**Exercise goal:**
Your task is to filter the data below down to the lines holding "color".

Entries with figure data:
>> start
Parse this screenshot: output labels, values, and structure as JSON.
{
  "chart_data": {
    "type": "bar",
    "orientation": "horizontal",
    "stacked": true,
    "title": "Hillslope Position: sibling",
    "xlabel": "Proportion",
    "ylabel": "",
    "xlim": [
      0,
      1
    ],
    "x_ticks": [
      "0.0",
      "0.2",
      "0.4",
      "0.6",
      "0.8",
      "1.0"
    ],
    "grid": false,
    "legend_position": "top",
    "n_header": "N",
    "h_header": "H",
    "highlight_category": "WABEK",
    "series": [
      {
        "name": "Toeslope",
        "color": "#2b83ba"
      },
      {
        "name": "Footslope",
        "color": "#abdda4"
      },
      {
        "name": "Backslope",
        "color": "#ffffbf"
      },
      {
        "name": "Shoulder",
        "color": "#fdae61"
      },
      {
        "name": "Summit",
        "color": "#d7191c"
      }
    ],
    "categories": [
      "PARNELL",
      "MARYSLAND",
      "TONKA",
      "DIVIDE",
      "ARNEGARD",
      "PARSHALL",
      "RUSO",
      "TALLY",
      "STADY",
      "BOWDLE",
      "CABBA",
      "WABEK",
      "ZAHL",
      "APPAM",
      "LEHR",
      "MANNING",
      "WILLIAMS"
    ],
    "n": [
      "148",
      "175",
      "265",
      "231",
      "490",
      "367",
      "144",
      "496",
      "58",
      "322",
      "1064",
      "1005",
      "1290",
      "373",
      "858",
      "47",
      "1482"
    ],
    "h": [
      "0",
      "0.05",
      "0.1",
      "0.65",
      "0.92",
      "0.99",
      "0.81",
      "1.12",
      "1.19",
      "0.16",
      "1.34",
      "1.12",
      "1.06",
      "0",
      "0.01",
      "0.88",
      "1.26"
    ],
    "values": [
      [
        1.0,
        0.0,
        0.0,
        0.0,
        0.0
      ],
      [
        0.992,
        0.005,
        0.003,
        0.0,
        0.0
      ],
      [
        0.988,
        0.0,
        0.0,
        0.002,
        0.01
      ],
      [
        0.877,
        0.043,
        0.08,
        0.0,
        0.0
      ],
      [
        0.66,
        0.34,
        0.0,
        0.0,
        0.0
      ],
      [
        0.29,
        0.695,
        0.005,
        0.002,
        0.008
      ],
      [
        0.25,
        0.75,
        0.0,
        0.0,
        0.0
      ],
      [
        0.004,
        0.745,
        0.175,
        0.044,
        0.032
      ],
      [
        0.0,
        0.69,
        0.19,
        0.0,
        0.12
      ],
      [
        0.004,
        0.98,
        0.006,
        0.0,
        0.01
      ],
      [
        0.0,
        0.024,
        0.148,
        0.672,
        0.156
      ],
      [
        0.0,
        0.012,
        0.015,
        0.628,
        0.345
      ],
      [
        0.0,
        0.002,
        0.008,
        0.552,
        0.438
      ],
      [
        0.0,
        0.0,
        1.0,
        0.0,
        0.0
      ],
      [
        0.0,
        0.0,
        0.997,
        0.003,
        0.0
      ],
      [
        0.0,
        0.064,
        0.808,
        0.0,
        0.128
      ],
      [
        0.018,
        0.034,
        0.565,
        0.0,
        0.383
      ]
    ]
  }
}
>> end
**Solution below:**
        "color": "#2b83ba"
        "color": "#abdda4"
        "color": "#ffffbf"
        "color": "#fdae61"
        "color": "#d7191c"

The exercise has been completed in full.